COMPITO ASSEGNATO: Riproduci alla lettera le righe dei dati che vanno dall'inizio fino alla riga contenente "Identify 37 of", estremi inclusi. Escludi le immagini dalla risposta.

DATI DEL COMPITO:
□ □ □

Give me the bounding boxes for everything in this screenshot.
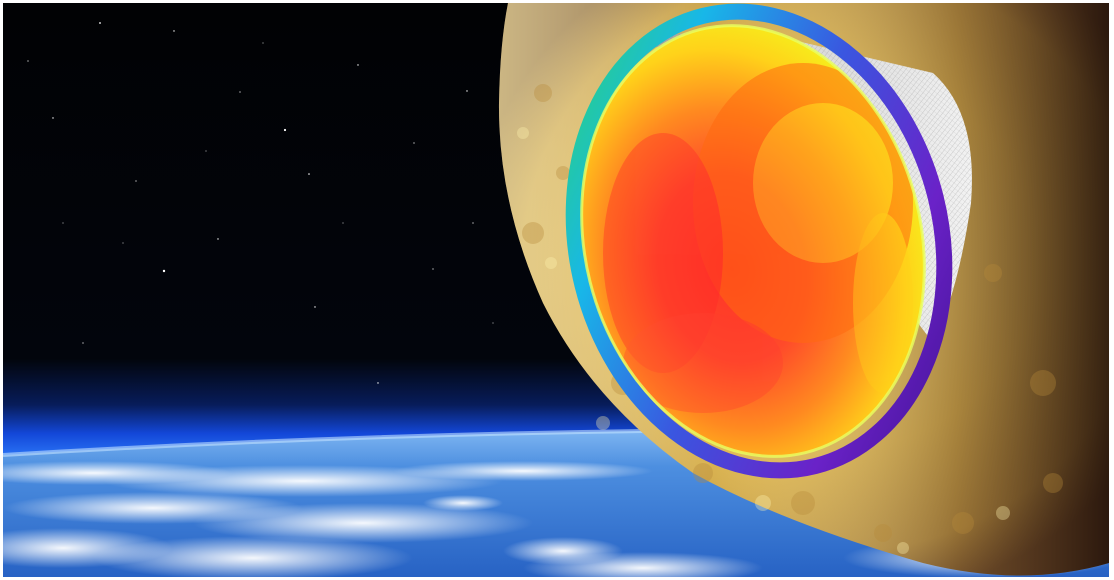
star-field	[27, 22, 494, 384]
heat-shield	[565, 3, 953, 479]
reentry-scene	[3, 3, 1109, 577]
scene-canvas	[3, 3, 1109, 577]
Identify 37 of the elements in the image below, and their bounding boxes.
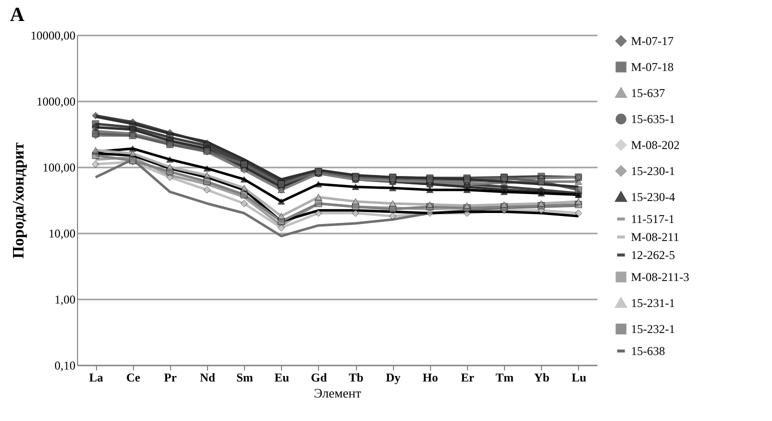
legend-label: M-08-211-3: [631, 270, 690, 284]
x-tick-label: Eu: [274, 370, 290, 384]
x-tick-label: Ho: [422, 370, 438, 384]
legend-label: 12-262-5: [631, 248, 675, 262]
legend-label: 15-635-1: [631, 112, 675, 126]
legend-label: 15-638: [631, 344, 665, 358]
x-tick-label: Sm: [236, 370, 253, 384]
x-tick-label: Ce: [126, 370, 141, 384]
x-axis-title: Элемент: [314, 386, 362, 400]
legend-label: M-08-211: [631, 230, 680, 244]
legend-label: 15-230-4: [631, 190, 675, 204]
x-tick-label: Er: [460, 370, 475, 384]
y-tick-label: 1000,00: [36, 94, 76, 108]
x-tick-label: Gd: [310, 370, 328, 384]
y-tick-label: 0,10: [54, 358, 76, 372]
legend-label: M-07-17: [631, 34, 674, 48]
legend-label: 15-232-1: [631, 322, 675, 336]
legend-label: 15-230-1: [631, 164, 675, 178]
y-axis-title: Порода/хондрит: [10, 142, 28, 259]
legend-label: M-08-202: [631, 138, 680, 152]
legend-label: 11-517-1: [631, 212, 675, 226]
y-tick-label: 10,00: [48, 226, 76, 240]
y-tick-label: 1,00: [54, 292, 76, 306]
chart-title: A: [10, 4, 25, 26]
x-tick-label: Dy: [386, 370, 401, 384]
x-tick-label: La: [89, 370, 104, 384]
x-tick-label: Pr: [164, 370, 178, 384]
legend-label: 15-637: [631, 86, 665, 100]
x-tick-label: Yb: [534, 370, 550, 384]
y-tick-label: 10000,00: [30, 28, 76, 42]
legend-label: 15-231-1: [631, 296, 675, 310]
x-tick-label: Nd: [200, 370, 216, 384]
x-tick-label: Lu: [572, 370, 587, 384]
x-tick-label: Tb: [348, 370, 364, 384]
legend-label: M-07-18: [631, 60, 674, 74]
x-tick-label: Tm: [496, 370, 514, 384]
y-tick-label: 100,00: [42, 160, 76, 174]
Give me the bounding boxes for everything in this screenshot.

□ □ □

RISPOSTA AL COMPITO:
Give me the bounding boxes for everything in this screenshot.
star-field	[27, 22, 494, 384]
heat-shield	[565, 3, 953, 479]
reentry-scene	[3, 3, 1109, 577]
scene-canvas	[3, 3, 1109, 577]
Identify 37 of the elements in the image below, and their bounding boxes.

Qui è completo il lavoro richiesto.